= What is being asked =
Return each line of the listing that contains the string "ὅρια".
- - -
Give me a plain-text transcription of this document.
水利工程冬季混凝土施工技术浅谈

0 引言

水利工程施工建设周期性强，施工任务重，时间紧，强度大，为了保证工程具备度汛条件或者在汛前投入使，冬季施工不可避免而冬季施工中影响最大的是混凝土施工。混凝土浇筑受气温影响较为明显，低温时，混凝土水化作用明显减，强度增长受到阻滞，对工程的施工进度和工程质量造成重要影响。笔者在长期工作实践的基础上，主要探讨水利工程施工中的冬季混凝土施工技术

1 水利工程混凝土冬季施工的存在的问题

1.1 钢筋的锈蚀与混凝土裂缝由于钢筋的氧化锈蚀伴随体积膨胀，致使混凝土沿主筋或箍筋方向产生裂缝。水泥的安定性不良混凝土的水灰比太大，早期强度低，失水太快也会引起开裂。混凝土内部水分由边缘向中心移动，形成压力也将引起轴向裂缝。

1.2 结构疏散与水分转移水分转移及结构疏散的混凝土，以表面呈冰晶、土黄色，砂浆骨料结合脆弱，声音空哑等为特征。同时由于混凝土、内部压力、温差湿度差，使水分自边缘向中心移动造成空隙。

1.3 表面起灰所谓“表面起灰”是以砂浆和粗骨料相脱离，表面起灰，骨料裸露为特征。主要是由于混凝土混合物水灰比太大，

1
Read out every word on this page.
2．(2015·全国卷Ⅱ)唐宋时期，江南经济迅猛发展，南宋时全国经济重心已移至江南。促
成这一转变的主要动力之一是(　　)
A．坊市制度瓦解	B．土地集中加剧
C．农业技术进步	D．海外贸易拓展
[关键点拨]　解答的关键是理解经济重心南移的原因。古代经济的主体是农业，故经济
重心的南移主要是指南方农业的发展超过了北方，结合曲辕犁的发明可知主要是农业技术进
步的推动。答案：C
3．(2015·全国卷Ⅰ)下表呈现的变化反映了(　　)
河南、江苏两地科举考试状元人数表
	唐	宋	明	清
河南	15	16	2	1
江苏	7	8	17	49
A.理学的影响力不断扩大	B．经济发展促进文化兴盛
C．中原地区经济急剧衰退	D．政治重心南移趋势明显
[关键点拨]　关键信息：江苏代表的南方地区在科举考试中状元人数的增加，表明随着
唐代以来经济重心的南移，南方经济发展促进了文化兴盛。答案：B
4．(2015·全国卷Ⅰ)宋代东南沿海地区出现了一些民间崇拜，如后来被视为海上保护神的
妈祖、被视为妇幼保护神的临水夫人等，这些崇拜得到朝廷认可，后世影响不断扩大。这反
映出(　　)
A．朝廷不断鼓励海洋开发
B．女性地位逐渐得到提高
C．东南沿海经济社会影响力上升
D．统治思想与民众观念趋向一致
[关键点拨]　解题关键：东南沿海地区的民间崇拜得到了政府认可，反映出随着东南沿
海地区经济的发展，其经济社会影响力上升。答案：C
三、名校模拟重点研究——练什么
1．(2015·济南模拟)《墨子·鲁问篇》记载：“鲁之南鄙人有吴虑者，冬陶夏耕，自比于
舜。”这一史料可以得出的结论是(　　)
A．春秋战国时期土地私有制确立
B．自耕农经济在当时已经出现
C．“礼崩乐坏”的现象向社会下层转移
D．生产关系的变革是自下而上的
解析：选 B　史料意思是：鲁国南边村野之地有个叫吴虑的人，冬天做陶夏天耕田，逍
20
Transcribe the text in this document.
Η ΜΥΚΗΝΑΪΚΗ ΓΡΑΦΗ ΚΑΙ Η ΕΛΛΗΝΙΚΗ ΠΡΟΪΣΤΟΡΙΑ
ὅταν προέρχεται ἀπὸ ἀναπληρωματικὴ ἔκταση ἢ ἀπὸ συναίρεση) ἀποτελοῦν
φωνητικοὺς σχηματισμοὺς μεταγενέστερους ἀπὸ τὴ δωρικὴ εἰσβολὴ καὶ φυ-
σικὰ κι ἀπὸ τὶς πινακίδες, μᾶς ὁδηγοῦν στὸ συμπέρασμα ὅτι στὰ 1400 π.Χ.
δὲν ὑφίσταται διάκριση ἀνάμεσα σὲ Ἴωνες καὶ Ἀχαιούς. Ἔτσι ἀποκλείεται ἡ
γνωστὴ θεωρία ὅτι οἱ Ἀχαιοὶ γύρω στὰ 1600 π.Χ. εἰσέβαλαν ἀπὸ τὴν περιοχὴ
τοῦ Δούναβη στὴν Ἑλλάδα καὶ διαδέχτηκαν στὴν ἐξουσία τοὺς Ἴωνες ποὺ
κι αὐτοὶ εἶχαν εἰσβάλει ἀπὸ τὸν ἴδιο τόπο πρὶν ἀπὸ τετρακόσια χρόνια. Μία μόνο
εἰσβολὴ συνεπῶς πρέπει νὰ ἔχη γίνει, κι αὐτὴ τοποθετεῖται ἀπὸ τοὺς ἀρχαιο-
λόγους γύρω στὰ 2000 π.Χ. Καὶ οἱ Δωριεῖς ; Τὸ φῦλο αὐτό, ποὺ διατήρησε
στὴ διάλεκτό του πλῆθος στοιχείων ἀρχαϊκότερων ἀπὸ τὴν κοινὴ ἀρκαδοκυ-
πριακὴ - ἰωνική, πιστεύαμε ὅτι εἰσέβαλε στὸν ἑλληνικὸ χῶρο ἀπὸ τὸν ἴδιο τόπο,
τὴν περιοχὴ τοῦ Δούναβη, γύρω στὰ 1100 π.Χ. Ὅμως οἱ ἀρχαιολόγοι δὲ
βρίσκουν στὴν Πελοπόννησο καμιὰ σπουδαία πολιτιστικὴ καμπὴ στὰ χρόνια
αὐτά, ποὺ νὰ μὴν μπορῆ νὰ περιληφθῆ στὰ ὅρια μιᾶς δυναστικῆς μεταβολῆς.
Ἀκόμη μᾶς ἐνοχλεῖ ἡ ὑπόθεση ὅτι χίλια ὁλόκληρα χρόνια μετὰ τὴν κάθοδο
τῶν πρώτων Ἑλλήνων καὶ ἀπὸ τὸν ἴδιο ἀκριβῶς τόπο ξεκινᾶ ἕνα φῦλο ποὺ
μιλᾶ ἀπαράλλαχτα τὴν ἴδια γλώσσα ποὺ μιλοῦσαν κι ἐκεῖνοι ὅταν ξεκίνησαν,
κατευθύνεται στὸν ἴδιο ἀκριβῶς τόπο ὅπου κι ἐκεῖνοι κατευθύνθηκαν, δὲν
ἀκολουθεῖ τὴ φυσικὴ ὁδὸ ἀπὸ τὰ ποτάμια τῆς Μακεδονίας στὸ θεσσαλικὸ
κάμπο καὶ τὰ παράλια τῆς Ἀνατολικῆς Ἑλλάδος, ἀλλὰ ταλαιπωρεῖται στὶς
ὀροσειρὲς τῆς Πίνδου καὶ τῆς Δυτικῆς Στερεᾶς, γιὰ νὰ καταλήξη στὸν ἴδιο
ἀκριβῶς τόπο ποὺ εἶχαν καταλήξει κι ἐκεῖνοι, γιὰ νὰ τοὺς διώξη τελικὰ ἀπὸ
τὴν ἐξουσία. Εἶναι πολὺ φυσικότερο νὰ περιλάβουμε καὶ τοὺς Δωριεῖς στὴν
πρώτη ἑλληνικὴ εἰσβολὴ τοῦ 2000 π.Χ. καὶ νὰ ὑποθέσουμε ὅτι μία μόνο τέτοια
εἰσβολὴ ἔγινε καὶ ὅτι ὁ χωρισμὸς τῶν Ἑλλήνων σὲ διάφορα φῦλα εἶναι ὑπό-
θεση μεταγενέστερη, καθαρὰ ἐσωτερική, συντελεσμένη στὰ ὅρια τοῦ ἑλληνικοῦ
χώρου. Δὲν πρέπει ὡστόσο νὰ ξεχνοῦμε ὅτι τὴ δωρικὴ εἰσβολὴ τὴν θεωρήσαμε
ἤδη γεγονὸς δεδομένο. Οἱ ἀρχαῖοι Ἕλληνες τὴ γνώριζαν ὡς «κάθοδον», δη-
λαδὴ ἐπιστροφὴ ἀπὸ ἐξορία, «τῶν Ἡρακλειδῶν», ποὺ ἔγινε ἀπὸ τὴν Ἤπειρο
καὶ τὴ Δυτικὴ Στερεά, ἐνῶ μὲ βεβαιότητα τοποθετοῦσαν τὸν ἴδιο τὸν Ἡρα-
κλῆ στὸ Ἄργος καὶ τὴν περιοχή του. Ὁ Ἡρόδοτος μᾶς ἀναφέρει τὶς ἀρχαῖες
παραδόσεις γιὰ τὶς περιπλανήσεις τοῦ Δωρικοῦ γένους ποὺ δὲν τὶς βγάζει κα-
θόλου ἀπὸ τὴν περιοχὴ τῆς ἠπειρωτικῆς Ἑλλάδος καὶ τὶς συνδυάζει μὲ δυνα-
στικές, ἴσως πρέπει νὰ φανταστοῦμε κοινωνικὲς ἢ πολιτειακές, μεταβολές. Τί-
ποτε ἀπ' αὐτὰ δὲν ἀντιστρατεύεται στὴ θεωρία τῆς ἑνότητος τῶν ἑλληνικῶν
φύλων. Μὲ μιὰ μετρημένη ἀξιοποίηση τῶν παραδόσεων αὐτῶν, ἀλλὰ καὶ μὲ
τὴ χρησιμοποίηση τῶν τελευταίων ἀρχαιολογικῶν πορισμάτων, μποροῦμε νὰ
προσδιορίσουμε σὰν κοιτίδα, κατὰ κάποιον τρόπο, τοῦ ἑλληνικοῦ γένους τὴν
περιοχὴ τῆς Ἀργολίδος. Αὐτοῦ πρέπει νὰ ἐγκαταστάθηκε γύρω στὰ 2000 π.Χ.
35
- - -
= Result of this task =
αὐτά, ποὺ νὰ μὴν μπορῆ νὰ περιληφθῆ στὰ ὅρια μιᾶς δυναστικῆς μεταβολῆς.
θεση μεταγενέστερη, καθαρὰ ἐσωτερική, συντελεσμένη στὰ ὅρια τοῦ ἑλληνικοῦ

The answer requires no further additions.